Directions:
A: In the next best view dataset description, rewrite the passage starting at "A dataset for" and ending at "a vision task.", replacing "camera motion" with "camera movement".
B: Answer these questions about the next best view dataset description:
(i) What do active vision techniques employ to incorporate new visual data?
(ii) What device captured the images and depth maps?
(iii) How many image sets does the dataset contain in total?

Reading passage:
==============================
A dataset for testing next best view methods as a part of active vision systems.
This dataset can be used to examine the effectiveness of active vision systems in determining the next best view (NBV) of objects. Active vision represents a set of techniques that attempt to incorporate new visual data by employing camera motion. Next best view determination is a branch of active vision methods to find a new viewpoint of an object or a scene that provides the most useful information for a vision task.
The dataset contains the images and three-dimensional (3D) depth maps of 10 different objects: apple, burger, cocoa container, cup, drill, duckling toy, orange, sandwich, sugar container, and tea pot. A Kinect v1 was used to capture the images and depth maps. There are 24 sets of images taken for each object, which provides a total of 240 image sets. Each set has images and 3D depth maps that are captured from different sides of an object in various lighting conditions and backgrouns. There are two frontal images in each set that can be used as the initial view of the object. Based on the information available in the frontal image, then the next best view method should decide which side of the object to look next: right, upper right, top, upper left, or left side of the object. The below figure shows one of the image sets in the dataset. There are two frontal captures that can be used as the initial viewpoint and five secondary captures that may be be used for testing any NBV method. Each capture consists of an RGB image and a 3D depth map.
==============================
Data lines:
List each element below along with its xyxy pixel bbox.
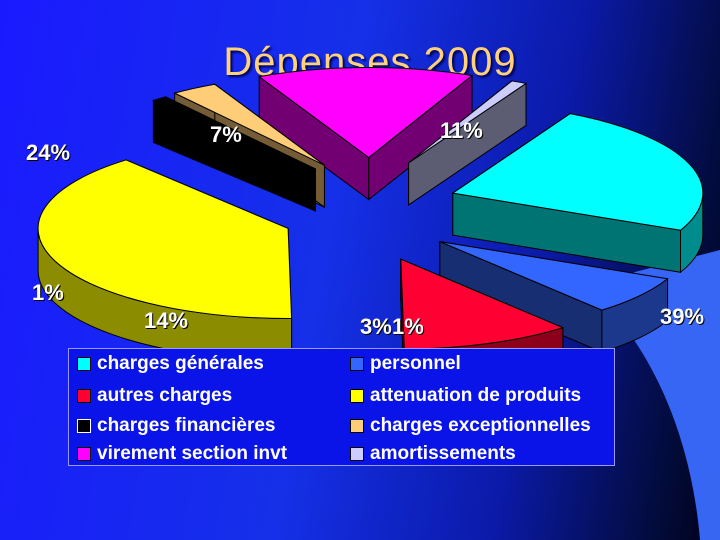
pie-slice-charges-financi-res [151,96,316,212]
legend-item: attenuation de produits [350,385,581,407]
legend-item: charges financières [77,415,275,437]
legend-label: charges financières [97,415,276,436]
legend-label: amortissements [370,443,516,464]
legend-item: charges générales [77,353,264,375]
pie-slice-virement-section-invt [257,67,474,201]
slice-top [173,83,325,166]
legend-swatch [350,357,364,371]
slice-label-charges-exceptionnelles: 3% [360,314,392,339]
legend-label: attenuation de produits [370,385,582,406]
slice-label-charges-generales: 24% [26,140,71,165]
legend-swatch [350,419,364,433]
legend-item: personnel [350,353,461,375]
slice-label-charges-financieres: 1% [392,314,424,339]
slice-top [257,67,474,159]
legend-item: autres charges [77,385,232,407]
slice-label-attenuation: 39% [660,304,705,329]
legend-label: virement section invt [97,443,288,464]
slice-label-personnel: 7% [210,122,242,147]
slice-label-autres-charges: 11% [440,118,483,143]
legend-swatch [77,447,91,461]
legend-label: autres charges [97,385,233,406]
legend-item: charges exceptionnelles [350,415,591,437]
slice-top [37,159,293,319]
legend-swatch [77,419,91,433]
slice-label-amortissements: 1% [32,280,64,305]
pie-slice-amortissements [408,79,528,206]
legend-label: charges exceptionnelles [370,415,591,436]
legend-swatch [350,389,364,403]
legend-swatch [350,447,364,461]
slice-label-virement: 14% [144,308,189,333]
slice-top [451,113,704,231]
slice-top [408,80,528,164]
pie-slice-attenuation-de-produits [37,159,293,361]
legend-swatch [77,357,91,371]
legend-item: virement section invt [77,443,287,465]
pie-slice-personnel [439,240,669,353]
legend-swatch [77,389,91,403]
slice-top [151,96,316,170]
legend-item: amortissements [350,443,516,465]
legend-label: charges générales [97,353,264,374]
legend-label: personnel [370,353,461,374]
pie-slice-charges-g-n-rales [451,112,704,274]
chart-legend: charges générales personnel autres charg… [68,348,615,466]
slice-top [439,241,669,311]
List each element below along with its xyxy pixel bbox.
==============================
Solutions to the problems:
A:
A dataset for testing next best view methods as a part of active vision systems.
This dataset can be used to examine the effectiveness of active vision systems in determining the next best view (NBV) of objects. Active vision represents a set of techniques that attempt to incorporate new visual data by employing camera movement. Next best view determination is a branch of active vision methods to find a new viewpoint of an object or a scene that provides the most useful information for a vision task.

B:
(i) Camera motion.
(ii) A Kinect v1.
(iii) 240 image sets.